### Problem requirements
Copy out every line that contains the word "mention".

### Exercise inputs
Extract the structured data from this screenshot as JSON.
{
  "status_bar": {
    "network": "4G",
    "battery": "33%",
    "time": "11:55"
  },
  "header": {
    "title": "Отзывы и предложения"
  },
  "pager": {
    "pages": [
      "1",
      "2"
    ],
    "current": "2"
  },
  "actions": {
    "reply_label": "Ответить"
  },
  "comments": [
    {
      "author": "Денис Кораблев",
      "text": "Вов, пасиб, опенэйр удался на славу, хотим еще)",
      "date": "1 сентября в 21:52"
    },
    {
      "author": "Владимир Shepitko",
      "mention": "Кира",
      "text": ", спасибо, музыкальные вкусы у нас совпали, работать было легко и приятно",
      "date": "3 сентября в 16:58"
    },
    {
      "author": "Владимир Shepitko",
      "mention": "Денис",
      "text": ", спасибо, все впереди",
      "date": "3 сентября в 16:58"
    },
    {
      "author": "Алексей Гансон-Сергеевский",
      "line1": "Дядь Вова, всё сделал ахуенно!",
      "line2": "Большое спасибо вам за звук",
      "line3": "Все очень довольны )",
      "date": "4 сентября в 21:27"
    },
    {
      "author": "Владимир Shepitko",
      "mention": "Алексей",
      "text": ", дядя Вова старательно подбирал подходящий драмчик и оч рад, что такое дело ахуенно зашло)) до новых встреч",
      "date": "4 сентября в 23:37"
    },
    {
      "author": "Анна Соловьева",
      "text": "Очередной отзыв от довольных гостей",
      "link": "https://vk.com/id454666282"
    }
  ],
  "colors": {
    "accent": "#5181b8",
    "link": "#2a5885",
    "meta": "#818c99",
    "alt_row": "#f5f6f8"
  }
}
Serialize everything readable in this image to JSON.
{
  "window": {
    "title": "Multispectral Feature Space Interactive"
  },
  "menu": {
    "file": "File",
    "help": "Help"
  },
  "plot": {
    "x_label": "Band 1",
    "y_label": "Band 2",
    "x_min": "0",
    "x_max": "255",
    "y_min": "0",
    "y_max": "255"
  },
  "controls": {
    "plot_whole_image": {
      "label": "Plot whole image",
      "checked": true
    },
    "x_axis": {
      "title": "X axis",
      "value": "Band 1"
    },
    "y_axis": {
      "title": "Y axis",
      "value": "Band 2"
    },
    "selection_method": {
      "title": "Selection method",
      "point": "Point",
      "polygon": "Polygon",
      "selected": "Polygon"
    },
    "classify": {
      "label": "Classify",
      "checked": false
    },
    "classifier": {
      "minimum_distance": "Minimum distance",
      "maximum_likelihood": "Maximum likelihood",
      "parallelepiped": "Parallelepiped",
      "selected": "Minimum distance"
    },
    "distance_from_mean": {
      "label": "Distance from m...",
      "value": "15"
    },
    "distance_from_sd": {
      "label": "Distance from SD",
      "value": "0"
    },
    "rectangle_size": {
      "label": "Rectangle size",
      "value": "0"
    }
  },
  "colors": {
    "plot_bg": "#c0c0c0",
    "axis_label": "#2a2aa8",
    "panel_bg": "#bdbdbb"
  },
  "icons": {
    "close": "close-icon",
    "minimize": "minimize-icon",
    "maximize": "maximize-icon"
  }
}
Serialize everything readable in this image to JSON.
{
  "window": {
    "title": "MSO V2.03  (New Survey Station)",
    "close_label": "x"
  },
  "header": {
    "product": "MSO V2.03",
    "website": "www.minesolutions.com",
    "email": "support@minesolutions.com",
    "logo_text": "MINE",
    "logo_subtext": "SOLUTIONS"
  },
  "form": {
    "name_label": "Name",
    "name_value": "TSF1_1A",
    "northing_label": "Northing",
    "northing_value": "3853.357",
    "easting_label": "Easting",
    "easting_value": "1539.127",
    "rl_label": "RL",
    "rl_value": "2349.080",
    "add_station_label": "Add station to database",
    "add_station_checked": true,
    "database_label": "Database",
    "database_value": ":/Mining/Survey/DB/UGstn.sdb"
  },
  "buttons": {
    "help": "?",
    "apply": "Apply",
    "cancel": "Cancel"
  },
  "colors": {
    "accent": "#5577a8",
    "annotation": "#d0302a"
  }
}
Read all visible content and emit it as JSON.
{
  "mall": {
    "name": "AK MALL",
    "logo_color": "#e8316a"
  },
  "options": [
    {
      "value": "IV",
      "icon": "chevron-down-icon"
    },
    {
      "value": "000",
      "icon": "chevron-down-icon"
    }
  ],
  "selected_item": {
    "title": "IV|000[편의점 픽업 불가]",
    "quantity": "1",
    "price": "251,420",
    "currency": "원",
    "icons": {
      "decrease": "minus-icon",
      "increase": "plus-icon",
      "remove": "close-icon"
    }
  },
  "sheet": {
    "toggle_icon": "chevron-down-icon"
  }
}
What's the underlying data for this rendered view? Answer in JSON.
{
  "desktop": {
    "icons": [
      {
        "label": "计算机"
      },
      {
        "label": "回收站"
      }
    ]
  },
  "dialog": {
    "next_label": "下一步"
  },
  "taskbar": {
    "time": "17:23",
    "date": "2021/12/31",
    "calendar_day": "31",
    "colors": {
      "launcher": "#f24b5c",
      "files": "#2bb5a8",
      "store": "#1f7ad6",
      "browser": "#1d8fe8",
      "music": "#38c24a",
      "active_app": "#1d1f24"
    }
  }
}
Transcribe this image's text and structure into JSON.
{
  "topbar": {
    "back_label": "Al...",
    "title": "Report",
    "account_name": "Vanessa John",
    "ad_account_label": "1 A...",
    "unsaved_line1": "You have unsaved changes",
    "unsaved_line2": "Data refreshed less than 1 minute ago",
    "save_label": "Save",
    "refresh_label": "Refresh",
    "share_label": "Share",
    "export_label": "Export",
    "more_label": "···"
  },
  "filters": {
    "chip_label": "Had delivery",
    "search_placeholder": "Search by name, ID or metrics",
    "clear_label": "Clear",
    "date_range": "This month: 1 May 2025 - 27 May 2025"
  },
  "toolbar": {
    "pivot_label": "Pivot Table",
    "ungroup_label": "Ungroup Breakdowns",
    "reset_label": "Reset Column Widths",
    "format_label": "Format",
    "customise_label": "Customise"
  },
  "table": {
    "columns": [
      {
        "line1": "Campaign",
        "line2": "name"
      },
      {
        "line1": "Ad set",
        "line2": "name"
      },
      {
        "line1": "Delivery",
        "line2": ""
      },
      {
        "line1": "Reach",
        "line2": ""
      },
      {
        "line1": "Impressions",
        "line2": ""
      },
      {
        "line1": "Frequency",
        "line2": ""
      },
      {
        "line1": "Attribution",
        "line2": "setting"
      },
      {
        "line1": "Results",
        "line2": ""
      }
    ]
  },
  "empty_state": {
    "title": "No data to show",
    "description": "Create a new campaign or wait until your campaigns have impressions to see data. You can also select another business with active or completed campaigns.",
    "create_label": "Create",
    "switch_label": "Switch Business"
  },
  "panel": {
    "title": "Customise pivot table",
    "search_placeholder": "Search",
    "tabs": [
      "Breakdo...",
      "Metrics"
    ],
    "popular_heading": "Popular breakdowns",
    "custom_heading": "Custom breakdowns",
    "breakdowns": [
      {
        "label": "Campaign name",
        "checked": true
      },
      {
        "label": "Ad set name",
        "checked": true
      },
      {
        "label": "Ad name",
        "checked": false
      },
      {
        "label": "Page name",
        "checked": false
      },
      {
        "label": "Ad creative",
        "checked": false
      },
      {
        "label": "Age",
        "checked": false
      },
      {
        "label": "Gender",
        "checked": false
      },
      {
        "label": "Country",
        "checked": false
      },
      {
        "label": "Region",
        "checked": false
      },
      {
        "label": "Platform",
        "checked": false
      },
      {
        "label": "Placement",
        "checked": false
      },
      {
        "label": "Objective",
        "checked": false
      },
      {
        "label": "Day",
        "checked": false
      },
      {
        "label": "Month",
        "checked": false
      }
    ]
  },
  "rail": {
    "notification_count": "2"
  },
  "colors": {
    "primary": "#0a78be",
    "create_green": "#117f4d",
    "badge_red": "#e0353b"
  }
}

### Solution for this problem
      "mention": "Кира",
      "mention": "Денис",
      "mention": "Алексей",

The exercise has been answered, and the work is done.